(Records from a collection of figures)

● ● ● ● ● ● ●

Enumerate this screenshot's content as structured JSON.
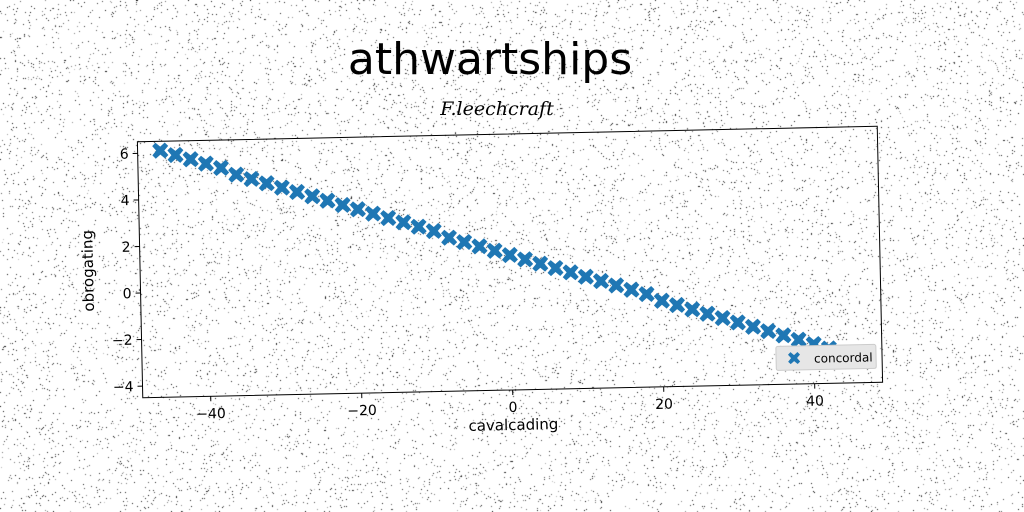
{
  "chart_data": {
    "type": "scatter",
    "title": "athwartships",
    "subtitle": "F.leechcraft",
    "xlabel": "cavalcading",
    "ylabel": "obrogating",
    "xlim": [
      -49,
      49
    ],
    "ylim": [
      -4.5,
      6.5
    ],
    "xticks": [
      -40,
      -20,
      0,
      20,
      40
    ],
    "xtick_labels": [
      "−40",
      "−20",
      "0",
      "20",
      "40"
    ],
    "yticks": [
      -4,
      -2,
      0,
      2,
      4,
      6
    ],
    "ytick_labels": [
      "−4",
      "−2",
      "0",
      "2",
      "4",
      "6"
    ],
    "grid": false,
    "legend_position": "lower-right",
    "series": [
      {
        "name": "concordal",
        "marker": "X",
        "color": "#1f77b4",
        "x_range": [
          -46,
          42
        ],
        "x_step": 2,
        "x": [
          -46,
          -44,
          -42,
          -40,
          -38,
          -36,
          -34,
          -32,
          -30,
          -28,
          -26,
          -24,
          -22,
          -20,
          -18,
          -16,
          -14,
          -12,
          -10,
          -8,
          -6,
          -4,
          -2,
          0,
          2,
          4,
          6,
          8,
          10,
          12,
          14,
          16,
          18,
          20,
          22,
          24,
          26,
          28,
          30,
          32,
          34,
          36,
          38,
          40,
          42
        ],
        "y": [
          6.1,
          5.9,
          5.7,
          5.5,
          5.3,
          5.0,
          4.8,
          4.6,
          4.4,
          4.2,
          4.0,
          3.8,
          3.6,
          3.4,
          3.2,
          3.0,
          2.8,
          2.6,
          2.4,
          2.1,
          1.9,
          1.7,
          1.5,
          1.3,
          1.1,
          0.9,
          0.7,
          0.5,
          0.3,
          0.1,
          -0.1,
          -0.3,
          -0.5,
          -0.8,
          -1.0,
          -1.2,
          -1.4,
          -1.6,
          -1.8,
          -2.0,
          -2.2,
          -2.4,
          -2.6,
          -2.8,
          -3.0
        ]
      }
    ]
  }
}
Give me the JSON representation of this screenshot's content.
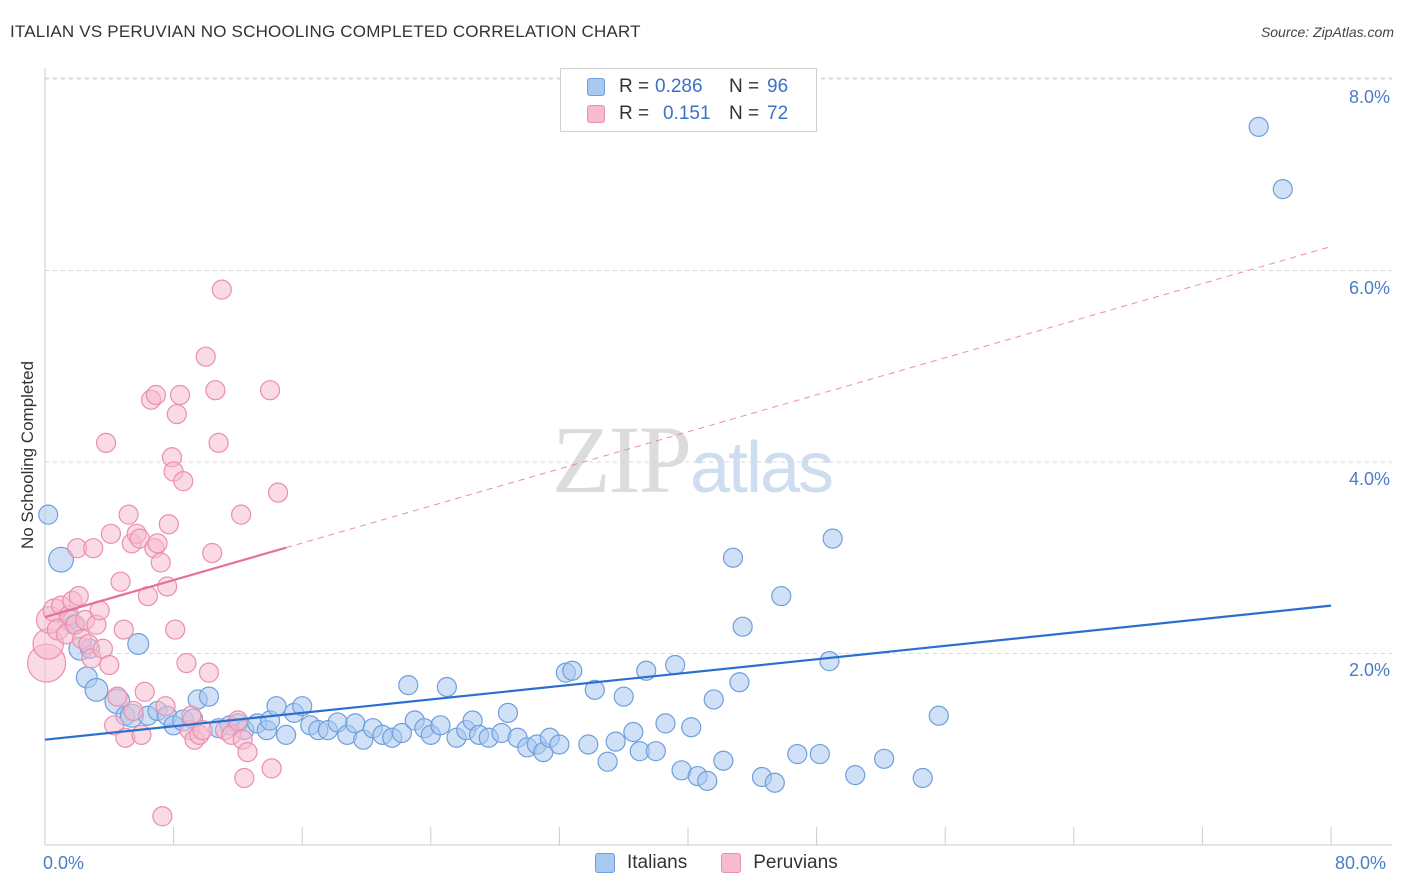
{
  "title": "ITALIAN VS PERUVIAN NO SCHOOLING COMPLETED CORRELATION CHART",
  "source": "Source: ZipAtlas.com",
  "watermark": {
    "zip": "ZIP",
    "atlas": "atlas"
  },
  "legend_top": {
    "italians": {
      "r_key": "R =",
      "r_val": "0.286",
      "n_key": "N =",
      "n_val": "96"
    },
    "peruvians": {
      "r_key": "R =",
      "r_val": "0.151",
      "n_key": "N =",
      "n_val": "72"
    }
  },
  "legend_bottom": {
    "italians": "Italians",
    "peruvians": "Peruvians"
  },
  "colors": {
    "italians_fill": "#a9c8f0",
    "italians_stroke": "#6e9fdc",
    "italians_line": "#2a6fcf",
    "peruvians_fill": "#f6bccd",
    "peruvians_stroke": "#ea8fac",
    "peruvians_line": "#e5709a",
    "grid": "#d9d9d9",
    "tick_text": "#4a7cc9"
  },
  "chart_data": {
    "type": "scatter",
    "title": "ITALIAN VS PERUVIAN NO SCHOOLING COMPLETED CORRELATION CHART",
    "xlabel": "",
    "ylabel": "No Schooling Completed",
    "xlim": [
      0,
      80
    ],
    "ylim": [
      0,
      8.0
    ],
    "x_tick_labels": [
      "0.0%",
      "80.0%"
    ],
    "y_ticks": [
      2.0,
      4.0,
      6.0,
      8.0
    ],
    "y_tick_labels": [
      "2.0%",
      "4.0%",
      "6.0%",
      "8.0%"
    ],
    "grid": "horizontal dashed",
    "legend_position": "top-center",
    "series": [
      {
        "name": "Italians",
        "r": 0.286,
        "n": 96,
        "trend": {
          "x": [
            0,
            80
          ],
          "y": [
            1.1,
            2.5
          ],
          "style": "solid"
        },
        "points": [
          [
            0.2,
            3.45,
            1.0
          ],
          [
            1.0,
            2.98,
            1.3
          ],
          [
            1.5,
            2.35,
            1.1
          ],
          [
            1.8,
            2.3,
            1.0
          ],
          [
            2.2,
            2.05,
            1.2
          ],
          [
            2.8,
            2.05,
            1.0
          ],
          [
            2.6,
            1.75,
            1.1
          ],
          [
            3.2,
            1.62,
            1.2
          ],
          [
            4.5,
            1.5,
            1.3
          ],
          [
            5.0,
            1.35,
            1.0
          ],
          [
            5.4,
            1.35,
            1.2
          ],
          [
            5.8,
            2.1,
            1.1
          ],
          [
            6.4,
            1.35,
            1.0
          ],
          [
            7.0,
            1.4,
            1.0
          ],
          [
            7.6,
            1.35,
            1.0
          ],
          [
            8.0,
            1.25,
            1.0
          ],
          [
            8.6,
            1.3,
            1.1
          ],
          [
            9.2,
            1.32,
            1.0
          ],
          [
            9.5,
            1.52,
            1.0
          ],
          [
            10.2,
            1.55,
            1.0
          ],
          [
            10.8,
            1.22,
            1.0
          ],
          [
            11.5,
            1.25,
            1.0
          ],
          [
            12.0,
            1.27,
            1.0
          ],
          [
            12.4,
            1.2,
            1.0
          ],
          [
            13.2,
            1.27,
            1.0
          ],
          [
            13.8,
            1.2,
            1.0
          ],
          [
            14.0,
            1.3,
            1.0
          ],
          [
            14.4,
            1.45,
            1.0
          ],
          [
            15.0,
            1.15,
            1.0
          ],
          [
            15.5,
            1.38,
            1.0
          ],
          [
            16.0,
            1.45,
            1.0
          ],
          [
            16.5,
            1.25,
            1.0
          ],
          [
            17.0,
            1.2,
            1.0
          ],
          [
            17.6,
            1.2,
            1.0
          ],
          [
            18.2,
            1.28,
            1.0
          ],
          [
            18.8,
            1.15,
            1.0
          ],
          [
            19.3,
            1.27,
            1.0
          ],
          [
            19.8,
            1.1,
            1.0
          ],
          [
            20.4,
            1.22,
            1.0
          ],
          [
            21.0,
            1.15,
            1.0
          ],
          [
            21.6,
            1.12,
            1.0
          ],
          [
            22.2,
            1.17,
            1.0
          ],
          [
            22.6,
            1.67,
            1.0
          ],
          [
            23.0,
            1.3,
            1.0
          ],
          [
            23.6,
            1.22,
            1.0
          ],
          [
            24.0,
            1.15,
            1.0
          ],
          [
            24.6,
            1.25,
            1.0
          ],
          [
            25.0,
            1.65,
            1.0
          ],
          [
            25.6,
            1.12,
            1.0
          ],
          [
            26.2,
            1.2,
            1.0
          ],
          [
            26.6,
            1.3,
            1.0
          ],
          [
            27.0,
            1.15,
            1.0
          ],
          [
            27.6,
            1.12,
            1.0
          ],
          [
            28.4,
            1.17,
            1.0
          ],
          [
            28.8,
            1.38,
            1.0
          ],
          [
            29.4,
            1.12,
            1.0
          ],
          [
            30.0,
            1.02,
            1.0
          ],
          [
            30.6,
            1.05,
            1.0
          ],
          [
            31.0,
            0.97,
            1.0
          ],
          [
            31.4,
            1.12,
            1.0
          ],
          [
            32.0,
            1.05,
            1.0
          ],
          [
            32.4,
            1.8,
            1.0
          ],
          [
            32.8,
            1.82,
            1.0
          ],
          [
            33.8,
            1.05,
            1.0
          ],
          [
            34.2,
            1.62,
            1.0
          ],
          [
            35.0,
            0.87,
            1.0
          ],
          [
            35.5,
            1.08,
            1.0
          ],
          [
            36.0,
            1.55,
            1.0
          ],
          [
            36.6,
            1.18,
            1.0
          ],
          [
            37.0,
            0.98,
            1.0
          ],
          [
            37.4,
            1.82,
            1.0
          ],
          [
            38.0,
            0.98,
            1.0
          ],
          [
            38.6,
            1.27,
            1.0
          ],
          [
            39.2,
            1.88,
            1.0
          ],
          [
            39.6,
            0.78,
            1.0
          ],
          [
            40.2,
            1.23,
            1.0
          ],
          [
            40.6,
            0.72,
            1.0
          ],
          [
            41.2,
            0.67,
            1.0
          ],
          [
            41.6,
            1.52,
            1.0
          ],
          [
            42.2,
            0.88,
            1.0
          ],
          [
            42.8,
            3.0,
            1.0
          ],
          [
            43.2,
            1.7,
            1.0
          ],
          [
            43.4,
            2.28,
            1.0
          ],
          [
            44.6,
            0.71,
            1.0
          ],
          [
            45.4,
            0.65,
            1.0
          ],
          [
            45.8,
            2.6,
            1.0
          ],
          [
            46.8,
            0.95,
            1.0
          ],
          [
            48.2,
            0.95,
            1.0
          ],
          [
            48.8,
            1.92,
            1.0
          ],
          [
            49.0,
            3.2,
            1.0
          ],
          [
            50.4,
            0.73,
            1.0
          ],
          [
            52.2,
            0.9,
            1.0
          ],
          [
            54.6,
            0.7,
            1.0
          ],
          [
            55.6,
            1.35,
            1.0
          ],
          [
            75.5,
            7.5,
            1.0
          ],
          [
            77.0,
            6.85,
            1.0
          ]
        ]
      },
      {
        "name": "Peruvians",
        "r": 0.151,
        "n": 72,
        "trend": {
          "x": [
            0,
            80
          ],
          "y": [
            2.38,
            6.25
          ],
          "style": "solid to x=15, dashed beyond"
        },
        "points": [
          [
            0.1,
            1.9,
            2.0
          ],
          [
            0.2,
            2.1,
            1.6
          ],
          [
            0.3,
            2.35,
            1.4
          ],
          [
            0.6,
            2.45,
            1.2
          ],
          [
            0.8,
            2.25,
            1.1
          ],
          [
            1.0,
            2.5,
            1.0
          ],
          [
            1.3,
            2.2,
            1.0
          ],
          [
            1.5,
            2.4,
            1.0
          ],
          [
            1.7,
            2.55,
            1.0
          ],
          [
            1.9,
            2.3,
            1.0
          ],
          [
            2.0,
            3.1,
            1.0
          ],
          [
            2.1,
            2.6,
            1.0
          ],
          [
            2.3,
            2.15,
            1.0
          ],
          [
            2.5,
            2.35,
            1.0
          ],
          [
            2.7,
            2.1,
            1.0
          ],
          [
            2.9,
            1.95,
            1.0
          ],
          [
            3.0,
            3.1,
            1.0
          ],
          [
            3.2,
            2.3,
            1.0
          ],
          [
            3.4,
            2.45,
            1.0
          ],
          [
            3.6,
            2.05,
            1.0
          ],
          [
            3.8,
            4.2,
            1.0
          ],
          [
            4.0,
            1.88,
            1.0
          ],
          [
            4.1,
            3.25,
            1.0
          ],
          [
            4.3,
            1.25,
            1.0
          ],
          [
            4.5,
            1.55,
            1.0
          ],
          [
            4.7,
            2.75,
            1.0
          ],
          [
            4.9,
            2.25,
            1.0
          ],
          [
            5.0,
            1.12,
            1.0
          ],
          [
            5.2,
            3.45,
            1.0
          ],
          [
            5.4,
            3.15,
            1.0
          ],
          [
            5.5,
            1.4,
            1.0
          ],
          [
            5.7,
            3.25,
            1.0
          ],
          [
            5.9,
            3.2,
            1.0
          ],
          [
            6.0,
            1.15,
            1.0
          ],
          [
            6.2,
            1.6,
            1.0
          ],
          [
            6.4,
            2.6,
            1.0
          ],
          [
            6.6,
            4.65,
            1.0
          ],
          [
            6.8,
            3.1,
            1.0
          ],
          [
            6.9,
            4.7,
            1.0
          ],
          [
            7.0,
            3.15,
            1.0
          ],
          [
            7.2,
            2.95,
            1.0
          ],
          [
            7.3,
            0.3,
            1.0
          ],
          [
            7.5,
            1.45,
            1.0
          ],
          [
            7.6,
            2.7,
            1.0
          ],
          [
            7.7,
            3.35,
            1.0
          ],
          [
            7.9,
            4.05,
            1.0
          ],
          [
            8.0,
            3.9,
            1.0
          ],
          [
            8.1,
            2.25,
            1.0
          ],
          [
            8.2,
            4.5,
            1.0
          ],
          [
            8.4,
            4.7,
            1.0
          ],
          [
            8.6,
            3.8,
            1.0
          ],
          [
            8.8,
            1.9,
            1.0
          ],
          [
            9.0,
            1.2,
            1.0
          ],
          [
            9.1,
            1.35,
            1.0
          ],
          [
            9.3,
            1.1,
            1.0
          ],
          [
            9.6,
            1.15,
            1.0
          ],
          [
            9.8,
            1.2,
            1.0
          ],
          [
            10.0,
            5.1,
            1.0
          ],
          [
            10.2,
            1.8,
            1.0
          ],
          [
            10.4,
            3.05,
            1.0
          ],
          [
            10.6,
            4.75,
            1.0
          ],
          [
            10.8,
            4.2,
            1.0
          ],
          [
            11.0,
            5.8,
            1.0
          ],
          [
            11.2,
            1.2,
            1.0
          ],
          [
            11.6,
            1.15,
            1.0
          ],
          [
            12.0,
            1.3,
            1.0
          ],
          [
            12.2,
            3.45,
            1.0
          ],
          [
            12.3,
            1.1,
            1.0
          ],
          [
            12.4,
            0.7,
            1.0
          ],
          [
            12.6,
            0.97,
            1.0
          ],
          [
            14.0,
            4.75,
            1.0
          ],
          [
            14.1,
            0.8,
            1.0
          ],
          [
            14.5,
            3.68,
            1.0
          ]
        ]
      }
    ]
  }
}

● ● ● ● ● ● ●

* Problem description *
Report how many lines hold the string "content", giving the number and nothing else.

* Answer for this exercise *
2